Exercise task:
Extract and list every line that contains the word "title".

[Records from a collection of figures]
+ + + + +

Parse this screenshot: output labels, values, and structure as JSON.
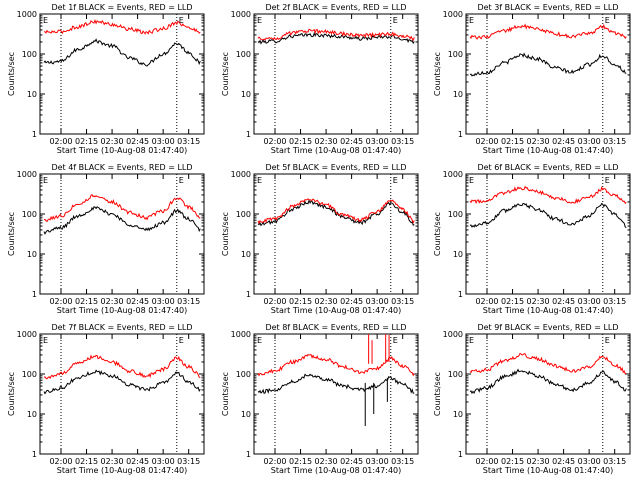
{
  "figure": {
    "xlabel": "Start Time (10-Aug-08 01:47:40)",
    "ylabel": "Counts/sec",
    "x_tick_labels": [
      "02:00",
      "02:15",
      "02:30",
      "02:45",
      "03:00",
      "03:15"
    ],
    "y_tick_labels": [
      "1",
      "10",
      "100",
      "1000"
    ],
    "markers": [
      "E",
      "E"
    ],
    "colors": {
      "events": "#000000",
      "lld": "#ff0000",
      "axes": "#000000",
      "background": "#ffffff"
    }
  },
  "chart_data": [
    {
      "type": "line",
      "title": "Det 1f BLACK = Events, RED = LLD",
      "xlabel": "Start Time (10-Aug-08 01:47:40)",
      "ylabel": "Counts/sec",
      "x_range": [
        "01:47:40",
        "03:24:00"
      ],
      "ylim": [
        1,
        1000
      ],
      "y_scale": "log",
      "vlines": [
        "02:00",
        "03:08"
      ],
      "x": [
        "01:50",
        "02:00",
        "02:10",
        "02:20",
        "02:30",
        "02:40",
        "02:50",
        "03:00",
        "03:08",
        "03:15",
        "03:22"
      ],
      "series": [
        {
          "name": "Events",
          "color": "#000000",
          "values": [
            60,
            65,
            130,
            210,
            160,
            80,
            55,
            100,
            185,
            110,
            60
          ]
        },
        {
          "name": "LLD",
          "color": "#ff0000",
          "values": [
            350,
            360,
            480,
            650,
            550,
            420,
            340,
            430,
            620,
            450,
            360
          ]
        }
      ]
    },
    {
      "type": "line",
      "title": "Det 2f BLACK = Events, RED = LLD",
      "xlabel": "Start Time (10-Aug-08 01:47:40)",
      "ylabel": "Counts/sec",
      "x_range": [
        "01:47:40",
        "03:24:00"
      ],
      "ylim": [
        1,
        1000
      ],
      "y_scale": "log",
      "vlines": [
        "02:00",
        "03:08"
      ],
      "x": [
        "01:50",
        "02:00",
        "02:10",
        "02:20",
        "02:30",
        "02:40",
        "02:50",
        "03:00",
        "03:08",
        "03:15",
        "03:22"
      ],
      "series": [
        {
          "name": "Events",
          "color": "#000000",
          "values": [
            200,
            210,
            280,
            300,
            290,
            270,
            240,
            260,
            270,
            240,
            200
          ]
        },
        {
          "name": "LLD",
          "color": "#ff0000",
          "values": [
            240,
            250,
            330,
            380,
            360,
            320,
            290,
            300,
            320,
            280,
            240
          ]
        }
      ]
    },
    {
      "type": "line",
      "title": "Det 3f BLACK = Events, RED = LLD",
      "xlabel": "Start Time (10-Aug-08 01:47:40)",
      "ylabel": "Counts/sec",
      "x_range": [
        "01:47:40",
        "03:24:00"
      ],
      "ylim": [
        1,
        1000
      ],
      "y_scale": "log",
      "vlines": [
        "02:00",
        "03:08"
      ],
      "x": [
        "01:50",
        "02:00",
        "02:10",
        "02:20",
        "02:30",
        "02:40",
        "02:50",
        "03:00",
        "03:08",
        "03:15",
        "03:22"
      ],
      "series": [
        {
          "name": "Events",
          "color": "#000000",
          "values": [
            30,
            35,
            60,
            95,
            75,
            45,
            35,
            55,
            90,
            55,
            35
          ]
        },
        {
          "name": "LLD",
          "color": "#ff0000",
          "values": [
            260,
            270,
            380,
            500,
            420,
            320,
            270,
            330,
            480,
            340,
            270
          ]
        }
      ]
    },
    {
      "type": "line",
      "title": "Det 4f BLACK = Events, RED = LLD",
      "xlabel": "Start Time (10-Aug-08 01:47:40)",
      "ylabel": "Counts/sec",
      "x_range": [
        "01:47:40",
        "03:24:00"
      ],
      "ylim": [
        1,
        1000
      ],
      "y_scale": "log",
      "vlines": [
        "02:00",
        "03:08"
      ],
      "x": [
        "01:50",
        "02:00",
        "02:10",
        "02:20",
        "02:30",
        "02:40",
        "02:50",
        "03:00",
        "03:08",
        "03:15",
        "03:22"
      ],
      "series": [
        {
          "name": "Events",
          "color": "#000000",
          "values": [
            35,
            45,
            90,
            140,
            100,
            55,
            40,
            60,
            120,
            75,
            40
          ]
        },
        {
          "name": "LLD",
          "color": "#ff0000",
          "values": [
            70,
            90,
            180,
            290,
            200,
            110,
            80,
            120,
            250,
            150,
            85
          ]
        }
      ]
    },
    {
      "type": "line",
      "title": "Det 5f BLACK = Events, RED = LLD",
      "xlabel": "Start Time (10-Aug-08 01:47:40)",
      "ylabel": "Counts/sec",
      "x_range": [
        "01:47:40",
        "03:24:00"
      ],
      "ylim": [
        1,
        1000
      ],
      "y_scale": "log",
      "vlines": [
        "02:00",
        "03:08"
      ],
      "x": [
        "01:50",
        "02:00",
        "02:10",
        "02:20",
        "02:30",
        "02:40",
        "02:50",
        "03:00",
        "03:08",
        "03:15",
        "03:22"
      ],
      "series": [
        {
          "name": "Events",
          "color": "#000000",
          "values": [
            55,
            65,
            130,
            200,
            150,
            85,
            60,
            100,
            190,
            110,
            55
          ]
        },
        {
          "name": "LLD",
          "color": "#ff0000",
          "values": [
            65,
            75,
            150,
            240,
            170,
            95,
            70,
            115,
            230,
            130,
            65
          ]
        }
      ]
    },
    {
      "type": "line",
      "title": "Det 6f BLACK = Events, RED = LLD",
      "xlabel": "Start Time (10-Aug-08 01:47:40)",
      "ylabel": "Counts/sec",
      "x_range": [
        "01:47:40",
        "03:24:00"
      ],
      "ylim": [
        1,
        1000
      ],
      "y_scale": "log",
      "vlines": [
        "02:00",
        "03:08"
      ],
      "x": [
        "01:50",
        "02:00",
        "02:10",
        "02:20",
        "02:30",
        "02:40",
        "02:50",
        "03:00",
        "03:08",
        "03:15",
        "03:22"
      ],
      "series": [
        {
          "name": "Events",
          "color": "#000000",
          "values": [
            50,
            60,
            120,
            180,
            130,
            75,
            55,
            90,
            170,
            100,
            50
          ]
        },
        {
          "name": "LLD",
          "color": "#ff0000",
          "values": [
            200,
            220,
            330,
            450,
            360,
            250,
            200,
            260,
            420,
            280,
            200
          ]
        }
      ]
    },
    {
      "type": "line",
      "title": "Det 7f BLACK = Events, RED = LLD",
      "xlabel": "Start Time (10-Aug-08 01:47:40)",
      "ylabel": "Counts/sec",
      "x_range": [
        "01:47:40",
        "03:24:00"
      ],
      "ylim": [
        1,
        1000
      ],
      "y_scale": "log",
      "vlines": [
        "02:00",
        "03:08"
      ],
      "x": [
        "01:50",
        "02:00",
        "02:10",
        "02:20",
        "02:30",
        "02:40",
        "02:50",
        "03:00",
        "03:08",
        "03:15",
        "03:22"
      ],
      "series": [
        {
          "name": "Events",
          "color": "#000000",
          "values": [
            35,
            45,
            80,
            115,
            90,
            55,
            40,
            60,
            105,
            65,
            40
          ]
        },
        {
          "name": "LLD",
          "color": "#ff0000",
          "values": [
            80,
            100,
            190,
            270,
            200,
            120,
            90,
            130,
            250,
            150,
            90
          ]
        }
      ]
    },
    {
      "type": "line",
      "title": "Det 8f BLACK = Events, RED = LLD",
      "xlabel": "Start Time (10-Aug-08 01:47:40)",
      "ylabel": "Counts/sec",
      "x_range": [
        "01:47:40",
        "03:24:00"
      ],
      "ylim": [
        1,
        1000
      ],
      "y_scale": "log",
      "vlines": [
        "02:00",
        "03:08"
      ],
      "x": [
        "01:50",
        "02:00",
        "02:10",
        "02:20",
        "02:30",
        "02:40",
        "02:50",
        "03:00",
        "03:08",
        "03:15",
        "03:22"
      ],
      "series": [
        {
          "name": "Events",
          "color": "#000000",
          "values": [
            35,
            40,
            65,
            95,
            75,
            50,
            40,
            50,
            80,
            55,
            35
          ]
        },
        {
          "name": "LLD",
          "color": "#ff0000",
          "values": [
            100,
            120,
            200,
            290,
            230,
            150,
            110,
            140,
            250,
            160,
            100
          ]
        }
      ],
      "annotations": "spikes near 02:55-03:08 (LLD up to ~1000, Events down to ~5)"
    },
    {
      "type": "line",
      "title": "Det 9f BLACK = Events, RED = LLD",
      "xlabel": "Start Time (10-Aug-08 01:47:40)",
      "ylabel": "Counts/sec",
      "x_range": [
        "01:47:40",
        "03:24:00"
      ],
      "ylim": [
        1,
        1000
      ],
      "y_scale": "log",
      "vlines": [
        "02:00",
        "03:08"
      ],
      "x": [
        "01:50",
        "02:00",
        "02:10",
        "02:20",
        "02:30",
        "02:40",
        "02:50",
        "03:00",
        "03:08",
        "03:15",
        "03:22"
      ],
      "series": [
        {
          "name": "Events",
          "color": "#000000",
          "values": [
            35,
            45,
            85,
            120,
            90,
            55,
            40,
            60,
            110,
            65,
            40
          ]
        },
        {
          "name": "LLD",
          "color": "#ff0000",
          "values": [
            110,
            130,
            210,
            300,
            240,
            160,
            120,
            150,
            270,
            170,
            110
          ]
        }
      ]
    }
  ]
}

+ + + + +

Result of the exercise:
      "title": "Det 1f BLACK = Events, RED = LLD",
      "title": "Det 2f BLACK = Events, RED = LLD",
      "title": "Det 3f BLACK = Events, RED = LLD",
      "title": "Det 4f BLACK = Events, RED = LLD",
      "title": "Det 5f BLACK = Events, RED = LLD",
      "title": "Det 6f BLACK = Events, RED = LLD",
      "title": "Det 7f BLACK = Events, RED = LLD",
      "title": "Det 8f BLACK = Events, RED = LLD",
      "title": "Det 9f BLACK = Events, RED = LLD",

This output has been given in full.